Collected data:
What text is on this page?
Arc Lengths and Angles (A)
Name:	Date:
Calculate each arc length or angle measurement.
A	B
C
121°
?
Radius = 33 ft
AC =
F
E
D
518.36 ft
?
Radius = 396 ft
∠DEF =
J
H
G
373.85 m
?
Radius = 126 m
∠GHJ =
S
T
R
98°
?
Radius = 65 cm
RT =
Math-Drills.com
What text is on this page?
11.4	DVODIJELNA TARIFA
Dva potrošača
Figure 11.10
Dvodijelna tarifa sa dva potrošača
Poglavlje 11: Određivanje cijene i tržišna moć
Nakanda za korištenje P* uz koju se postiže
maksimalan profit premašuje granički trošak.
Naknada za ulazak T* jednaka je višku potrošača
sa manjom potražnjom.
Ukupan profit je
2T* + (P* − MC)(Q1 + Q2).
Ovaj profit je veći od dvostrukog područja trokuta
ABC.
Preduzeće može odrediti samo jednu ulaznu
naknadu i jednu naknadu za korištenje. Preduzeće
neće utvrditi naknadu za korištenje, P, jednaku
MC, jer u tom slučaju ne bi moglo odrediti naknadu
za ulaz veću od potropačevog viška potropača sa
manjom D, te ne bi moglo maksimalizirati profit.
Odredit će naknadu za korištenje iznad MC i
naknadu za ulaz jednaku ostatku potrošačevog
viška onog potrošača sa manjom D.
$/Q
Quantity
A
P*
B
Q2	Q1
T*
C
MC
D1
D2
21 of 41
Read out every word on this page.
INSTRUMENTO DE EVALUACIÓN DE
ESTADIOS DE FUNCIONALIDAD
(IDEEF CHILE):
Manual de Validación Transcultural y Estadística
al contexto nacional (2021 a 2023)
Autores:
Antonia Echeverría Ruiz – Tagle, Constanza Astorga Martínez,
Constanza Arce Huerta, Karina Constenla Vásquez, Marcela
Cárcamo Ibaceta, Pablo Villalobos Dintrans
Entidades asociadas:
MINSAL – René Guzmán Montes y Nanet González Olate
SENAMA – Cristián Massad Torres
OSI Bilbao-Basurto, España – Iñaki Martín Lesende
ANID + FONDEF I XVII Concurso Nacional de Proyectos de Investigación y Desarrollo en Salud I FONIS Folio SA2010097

GOAL. Extract the full set of entries word for word.

REPLY.
What text is on this page?
Arc Lengths and Angles (A)
Name:	Date:
Calculate each arc length or angle measurement.
A	B
C
121°
?
Radius = 33 ft
AC =
F
E
D
518.36 ft
?
Radius = 396 ft
∠DEF =
J
H
G
373.85 m
?
Radius = 126 m
∠GHJ =
S
T
R
98°
?
Radius = 65 cm
RT =
Math-Drills.com
What text is on this page?
11.4	DVODIJELNA TARIFA
Dva potrošača
Figure 11.10
Dvodijelna tarifa sa dva potrošača
Poglavlje 11: Određivanje cijene i tržišna moć
Nakanda za korištenje P* uz koju se postiže
maksimalan profit premašuje granički trošak.
Naknada za ulazak T* jednaka je višku potrošača
sa manjom potražnjom.
Ukupan profit je
2T* + (P* − MC)(Q1 + Q2).
Ovaj profit je veći od dvostrukog područja trokuta
ABC.
Preduzeće može odrediti samo jednu ulaznu
naknadu i jednu naknadu za korištenje. Preduzeće
neće utvrditi naknadu za korištenje, P, jednaku
MC, jer u tom slučaju ne bi moglo odrediti naknadu
za ulaz veću od potropačevog viška potropača sa
manjom D, te ne bi moglo maksimalizirati profit.
Odredit će naknadu za korištenje iznad MC i
naknadu za ulaz jednaku ostatku potrošačevog
viška onog potrošača sa manjom D.
$/Q
Quantity
A
P*
B
Q2	Q1
T*
C
MC
D1
D2
21 of 41
Read out every word on this page.
INSTRUMENTO DE EVALUACIÓN DE
ESTADIOS DE FUNCIONALIDAD
(IDEEF CHILE):
Manual de Validación Transcultural y Estadística
al contexto nacional (2021 a 2023)
Autores:
Antonia Echeverría Ruiz – Tagle, Constanza Astorga Martínez,
Constanza Arce Huerta, Karina Constenla Vásquez, Marcela
Cárcamo Ibaceta, Pablo Villalobos Dintrans
Entidades asociadas:
MINSAL – René Guzmán Montes y Nanet González Olate
SENAMA – Cristián Massad Torres
OSI Bilbao-Basurto, España – Iñaki Martín Lesende
ANID + FONDEF I XVII Concurso Nacional de Proyectos de Investigación y Desarrollo en Salud I FONIS Folio SA2010097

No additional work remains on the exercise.